(Dataset entries on figures)

____

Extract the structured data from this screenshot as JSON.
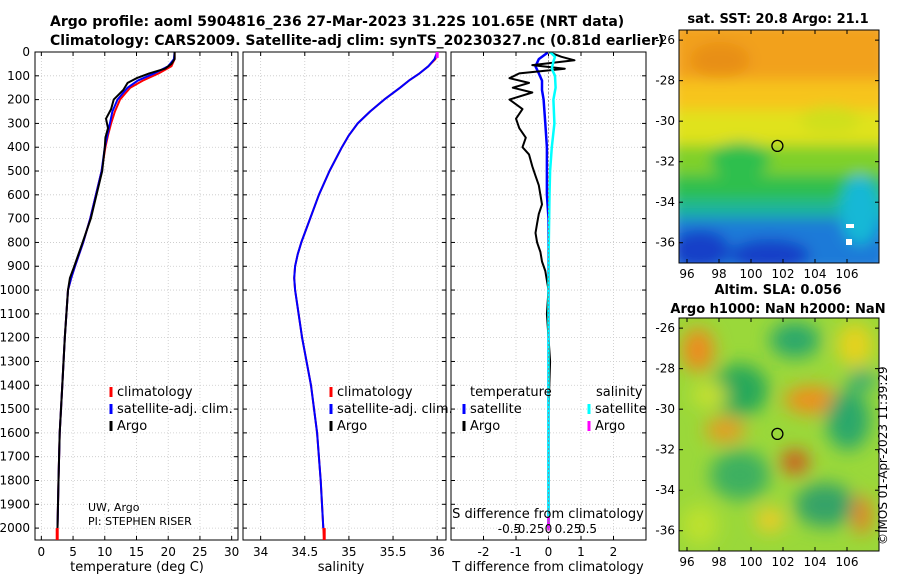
{
  "header": {
    "line1": "Argo profile: aoml 5904816_236 27-Mar-2023 31.22S 101.65E (NRT data)",
    "line2": "Climatology: CARS2009. Satellite-adj clim: synTS_20230327.nc (0.81d earlier)"
  },
  "colors": {
    "climatology": "#ff0000",
    "satellite": "#0000ff",
    "argo": "#000000",
    "sat_salinity": "#00ffff",
    "argo_salinity": "#ff00ff"
  },
  "chart_data": [
    {
      "type": "line",
      "id": "temperature",
      "xlabel": "temperature (deg C)",
      "xlim": [
        -1,
        31
      ],
      "ylim": [
        2050,
        0
      ],
      "xticks": [
        0,
        5,
        10,
        15,
        20,
        25,
        30
      ],
      "yticks": [
        0,
        100,
        200,
        300,
        400,
        500,
        600,
        700,
        800,
        900,
        1000,
        1100,
        1200,
        1300,
        1400,
        1500,
        1600,
        1700,
        1800,
        1900,
        2000
      ],
      "legend": {
        "placement": "center-right",
        "entries": [
          "climatology",
          "satellite-adj. clim.",
          "Argo"
        ]
      },
      "annotation": [
        "UW, Argo",
        "PI: STEPHEN RISER"
      ],
      "series": [
        {
          "name": "climatology",
          "depth": [
            0,
            30,
            60,
            90,
            120,
            150,
            200,
            250,
            300,
            350,
            400,
            500,
            600,
            700,
            800,
            900,
            950,
            1000,
            1200,
            1400,
            1600,
            1800,
            2000,
            2050
          ],
          "values": [
            21,
            21,
            20.5,
            18.5,
            16,
            14,
            12.4,
            11.6,
            11,
            10.5,
            10.1,
            9.5,
            8.6,
            7.7,
            6.6,
            5.3,
            4.7,
            4.2,
            3.7,
            3.3,
            2.9,
            2.7,
            2.55,
            2.5
          ]
        },
        {
          "name": "satellite-adj. clim.",
          "depth": [
            0,
            30,
            60,
            90,
            120,
            150,
            200,
            250,
            300,
            350,
            400,
            500,
            600,
            700,
            800,
            900,
            950,
            1000,
            1200,
            1400,
            1600,
            1800,
            2000
          ],
          "values": [
            21,
            20.9,
            20,
            17.8,
            15.2,
            13.6,
            12,
            11.2,
            10.8,
            10.4,
            10,
            9.5,
            8.6,
            7.7,
            6.6,
            5.3,
            4.7,
            4.2,
            3.7,
            3.3,
            2.9,
            2.7,
            2.55
          ]
        },
        {
          "name": "Argo",
          "depth": [
            0,
            30,
            50,
            70,
            90,
            110,
            130,
            160,
            200,
            240,
            280,
            320,
            360,
            400,
            450,
            500,
            600,
            700,
            800,
            900,
            950,
            1000,
            1200,
            1400,
            1600,
            1800,
            2000
          ],
          "values": [
            21,
            21,
            20.5,
            19.5,
            17,
            15,
            13.6,
            12.9,
            11.4,
            11,
            10.2,
            10.5,
            10.1,
            10,
            9.8,
            9.6,
            8.7,
            7.8,
            6.5,
            5.2,
            4.5,
            4.2,
            3.7,
            3.3,
            2.9,
            2.7,
            2.55
          ]
        }
      ]
    },
    {
      "type": "line",
      "id": "salinity",
      "xlabel": "salinity",
      "xlim": [
        33.8,
        36.1
      ],
      "ylim": [
        2050,
        0
      ],
      "xticks": [
        34,
        34.5,
        35,
        35.5,
        36
      ],
      "legend": {
        "placement": "center-right",
        "entries": [
          "climatology",
          "satellite-adj. clim.",
          "Argo"
        ]
      },
      "series": [
        {
          "name": "climatology",
          "depth": [
            0,
            30,
            60,
            90,
            120,
            150,
            200,
            250,
            300,
            350,
            400,
            500,
            600,
            700,
            800,
            850,
            900,
            950,
            1000,
            1200,
            1400,
            1600,
            1800,
            2000,
            2050
          ],
          "values": [
            36.0,
            35.98,
            35.9,
            35.8,
            35.68,
            35.58,
            35.4,
            35.24,
            35.1,
            35.0,
            34.92,
            34.78,
            34.66,
            34.56,
            34.46,
            34.42,
            34.39,
            34.38,
            34.39,
            34.47,
            34.57,
            34.64,
            34.68,
            34.71,
            34.72
          ]
        },
        {
          "name": "satellite-adj. clim.",
          "depth": [
            0,
            30,
            60,
            90,
            120,
            150,
            200,
            250,
            300,
            350,
            400,
            500,
            600,
            700,
            800,
            850,
            900,
            950,
            1000,
            1200,
            1400,
            1600,
            1800,
            2000
          ],
          "values": [
            36.0,
            35.97,
            35.9,
            35.8,
            35.68,
            35.58,
            35.4,
            35.24,
            35.1,
            35.0,
            34.92,
            34.78,
            34.66,
            34.56,
            34.46,
            34.42,
            34.39,
            34.38,
            34.39,
            34.47,
            34.57,
            34.64,
            34.68,
            34.71
          ]
        }
      ]
    },
    {
      "type": "line",
      "id": "difference",
      "xlabel": "T difference from climatology",
      "xlabel_top": "S difference from climatology",
      "xlim": [
        -3,
        3
      ],
      "ylim": [
        2050,
        0
      ],
      "xticks": [
        -2,
        -1,
        0,
        1,
        2
      ],
      "s_ticks": [
        -0.5,
        -0.25,
        0,
        0.25,
        0.5
      ],
      "s_tick_labels": [
        "-0.5",
        "-0.25",
        "0",
        "0.25",
        "0.5"
      ],
      "legend": {
        "placement": "center",
        "headers": [
          "temperature",
          "salinity"
        ],
        "entries": [
          "satellite",
          "Argo",
          "satellite",
          "Argo"
        ]
      },
      "series": [
        {
          "name": "temperature satellite",
          "depth": [
            0,
            30,
            60,
            90,
            120,
            160,
            200,
            300,
            400,
            500,
            600,
            700,
            800,
            900,
            1000,
            1200,
            1400,
            1600,
            1800,
            2000
          ],
          "values": [
            0,
            -0.3,
            -0.4,
            -0.3,
            -0.2,
            -0.2,
            -0.15,
            -0.1,
            -0.05,
            -0.05,
            -0.05,
            0,
            0,
            0,
            0,
            0,
            0,
            0,
            0,
            0
          ]
        },
        {
          "name": "temperature Argo",
          "depth": [
            0,
            20,
            35,
            55,
            70,
            90,
            110,
            130,
            150,
            170,
            200,
            240,
            280,
            320,
            360,
            400,
            430,
            480,
            520,
            560,
            600,
            640,
            680,
            720,
            760,
            800,
            840,
            880,
            920,
            960,
            1000,
            1100,
            1200,
            1300,
            1500,
            1700,
            2000
          ],
          "values": [
            0,
            0.4,
            0.8,
            -0.5,
            0.5,
            -0.9,
            -1.2,
            -0.6,
            -1.1,
            -0.5,
            -1.2,
            -0.8,
            -1.0,
            -0.9,
            -0.7,
            -0.8,
            -0.6,
            -0.5,
            -0.4,
            -0.3,
            -0.25,
            -0.2,
            -0.3,
            -0.35,
            -0.4,
            -0.35,
            -0.25,
            -0.2,
            -0.1,
            -0.05,
            0,
            -0.05,
            0,
            0.05,
            0,
            0,
            0
          ]
        },
        {
          "name": "salinity satellite",
          "depth": [
            0,
            20,
            40,
            70,
            100,
            150,
            200,
            300,
            400,
            500,
            600,
            800,
            1000,
            1200,
            1500,
            2000
          ],
          "values": [
            0.05,
            0.2,
            0.15,
            0.1,
            0.2,
            0.22,
            0.15,
            0.18,
            0.1,
            0.05,
            0.03,
            0.01,
            0,
            0,
            0,
            0
          ]
        },
        {
          "name": "salinity Argo",
          "depth": [
            1950,
            2010
          ],
          "values": [
            0,
            0
          ]
        }
      ]
    },
    {
      "type": "heatmap",
      "id": "sst_map",
      "title": "sat. SST: 20.8 Argo: 21.1",
      "xticks": [
        96,
        98,
        100,
        102,
        104,
        106
      ],
      "yticks": [
        -26,
        -28,
        -30,
        -32,
        -34,
        -36
      ],
      "xlim": [
        95.5,
        108
      ],
      "ylim": [
        -37,
        -25.5
      ],
      "marker": [
        101.65,
        -31.22
      ]
    },
    {
      "type": "heatmap",
      "id": "sla_map",
      "title": "Altim. SLA: 0.056",
      "subtitle": "Argo h1000: NaN h2000: NaN",
      "xticks": [
        96,
        98,
        100,
        102,
        104,
        106
      ],
      "yticks": [
        -26,
        -28,
        -30,
        -32,
        -34,
        -36
      ],
      "xlim": [
        95.5,
        108
      ],
      "ylim": [
        -37,
        -25.5
      ],
      "marker": [
        101.65,
        -31.22
      ]
    }
  ],
  "stamp": "©IMOS 01-Apr-2023 11:39:29"
}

____

• _Instructions to follow_
Establish how many lines of the material above hold the word "name". Nothing but the count should be returned.

• _The response_
9